■ Short problem ■
All entries must be repeated exactly; do not include the pictures.

● ● ● ● ● ● ●

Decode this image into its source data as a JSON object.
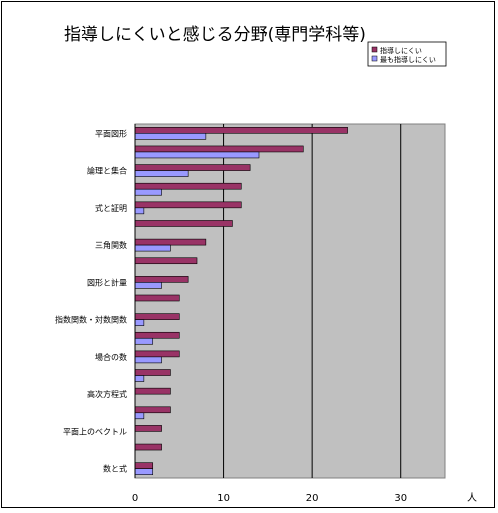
{
  "chart_data": {
    "type": "bar",
    "orientation": "horizontal",
    "title": "指導しにくいと感じる分野(専門学科等)",
    "xlabel": "人",
    "xlim": [
      0,
      35
    ],
    "xticks": [
      0,
      10,
      20,
      30
    ],
    "grid": true,
    "legend_position": "top-right",
    "plot_background": "#c0c0c0",
    "series": [
      {
        "name": "指導しにくい",
        "color": "#993366"
      },
      {
        "name": "最も指導しにくい",
        "color": "#9999ff"
      }
    ],
    "tick_labels": [
      "平面図形",
      "論理と集合",
      "式と証明",
      "三角関数",
      "図形と計量",
      "指数関数・対数関数",
      "場合の数",
      "高次方程式",
      "平面上のベクトル",
      "数と式"
    ],
    "bars": [
      [
        24,
        8
      ],
      [
        19,
        14
      ],
      [
        13,
        6
      ],
      [
        12,
        3
      ],
      [
        12,
        1
      ],
      [
        11,
        0
      ],
      [
        8,
        4
      ],
      [
        7,
        0
      ],
      [
        6,
        3
      ],
      [
        5,
        0
      ],
      [
        5,
        1
      ],
      [
        5,
        2
      ],
      [
        5,
        3
      ],
      [
        4,
        1
      ],
      [
        4,
        0
      ],
      [
        4,
        1
      ],
      [
        3,
        0
      ],
      [
        3,
        0
      ],
      [
        2,
        2
      ]
    ]
  }
}
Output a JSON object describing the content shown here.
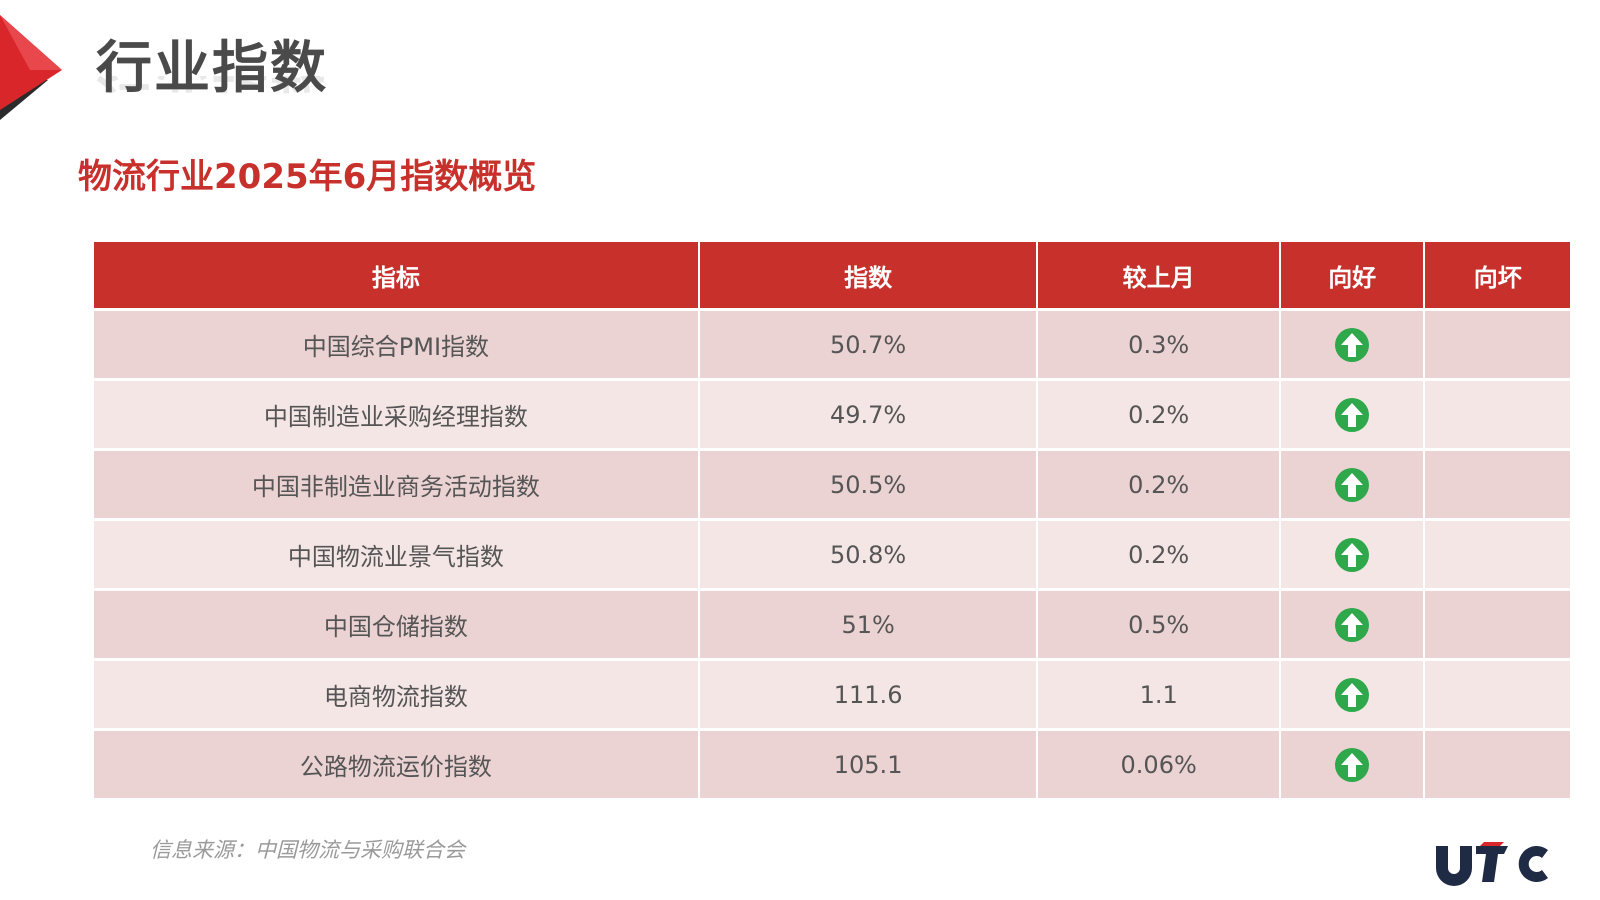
{
  "header": {
    "title": "行业指数",
    "subtitle": "物流行业2025年6月指数概览"
  },
  "table": {
    "columns": [
      "指标",
      "指数",
      "较上月",
      "向好",
      "向坏"
    ],
    "rows": [
      {
        "name": "中国综合PMI指数",
        "value": "50.7%",
        "change": "0.3%",
        "trend": "up"
      },
      {
        "name": "中国制造业采购经理指数",
        "value": "49.7%",
        "change": "0.2%",
        "trend": "up"
      },
      {
        "name": "中国非制造业商务活动指数",
        "value": "50.5%",
        "change": "0.2%",
        "trend": "up"
      },
      {
        "name": "中国物流业景气指数",
        "value": "50.8%",
        "change": "0.2%",
        "trend": "up"
      },
      {
        "name": "中国仓储指数",
        "value": "51%",
        "change": "0.5%",
        "trend": "up"
      },
      {
        "name": "电商物流指数",
        "value": "111.6",
        "change": "1.1",
        "trend": "up"
      },
      {
        "name": "公路物流运价指数",
        "value": "105.1",
        "change": "0.06%",
        "trend": "up"
      }
    ]
  },
  "footer": {
    "source": "信息来源：中国物流与采购联合会"
  },
  "logo": {
    "text": "UTC"
  },
  "icons": {
    "trend_up": "green-up-arrow-icon",
    "corner": "red-triangle-decoration"
  },
  "colors": {
    "accent": "#c8302c",
    "row_odd": "#ecd3d3",
    "row_even": "#f5e6e6",
    "arrow_green": "#2ea84a",
    "title_gray": "#4a4a4a",
    "logo_navy": "#1f2a44"
  }
}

● ● ● ● ● ● ●

■ Answer below ■
Decode this image into its source data as a JSON object.
{
  "chart_data": {
    "type": "bar",
    "orientation": "horizontal",
    "title": "指導しにくいと感じる分野(専門学科等)",
    "xlabel": "人",
    "xlim": [
      0,
      35
    ],
    "xticks": [
      0,
      10,
      20,
      30
    ],
    "grid": true,
    "legend_position": "top-right",
    "plot_background": "#c0c0c0",
    "series": [
      {
        "name": "指導しにくい",
        "color": "#993366"
      },
      {
        "name": "最も指導しにくい",
        "color": "#9999ff"
      }
    ],
    "tick_labels": [
      "平面図形",
      "論理と集合",
      "式と証明",
      "三角関数",
      "図形と計量",
      "指数関数・対数関数",
      "場合の数",
      "高次方程式",
      "平面上のベクトル",
      "数と式"
    ],
    "bars": [
      [
        24,
        8
      ],
      [
        19,
        14
      ],
      [
        13,
        6
      ],
      [
        12,
        3
      ],
      [
        12,
        1
      ],
      [
        11,
        0
      ],
      [
        8,
        4
      ],
      [
        7,
        0
      ],
      [
        6,
        3
      ],
      [
        5,
        0
      ],
      [
        5,
        1
      ],
      [
        5,
        2
      ],
      [
        5,
        3
      ],
      [
        4,
        1
      ],
      [
        4,
        0
      ],
      [
        4,
        1
      ],
      [
        3,
        0
      ],
      [
        3,
        0
      ],
      [
        2,
        2
      ]
    ]
  }
}
Output a JSON object describing the content shown here.
{
  "header": {
    "title": "行业指数",
    "subtitle": "物流行业2025年6月指数概览"
  },
  "table": {
    "columns": [
      "指标",
      "指数",
      "较上月",
      "向好",
      "向坏"
    ],
    "rows": [
      {
        "name": "中国综合PMI指数",
        "value": "50.7%",
        "change": "0.3%",
        "trend": "up"
      },
      {
        "name": "中国制造业采购经理指数",
        "value": "49.7%",
        "change": "0.2%",
        "trend": "up"
      },
      {
        "name": "中国非制造业商务活动指数",
        "value": "50.5%",
        "change": "0.2%",
        "trend": "up"
      },
      {
        "name": "中国物流业景气指数",
        "value": "50.8%",
        "change": "0.2%",
        "trend": "up"
      },
      {
        "name": "中国仓储指数",
        "value": "51%",
        "change": "0.5%",
        "trend": "up"
      },
      {
        "name": "电商物流指数",
        "value": "111.6",
        "change": "1.1",
        "trend": "up"
      },
      {
        "name": "公路物流运价指数",
        "value": "105.1",
        "change": "0.06%",
        "trend": "up"
      }
    ]
  },
  "footer": {
    "source": "信息来源：中国物流与采购联合会"
  },
  "logo": {
    "text": "UTC"
  },
  "icons": {
    "trend_up": "green-up-arrow-icon",
    "corner": "red-triangle-decoration"
  },
  "colors": {
    "accent": "#c8302c",
    "row_odd": "#ecd3d3",
    "row_even": "#f5e6e6",
    "arrow_green": "#2ea84a",
    "title_gray": "#4a4a4a",
    "logo_navy": "#1f2a44"
  }
}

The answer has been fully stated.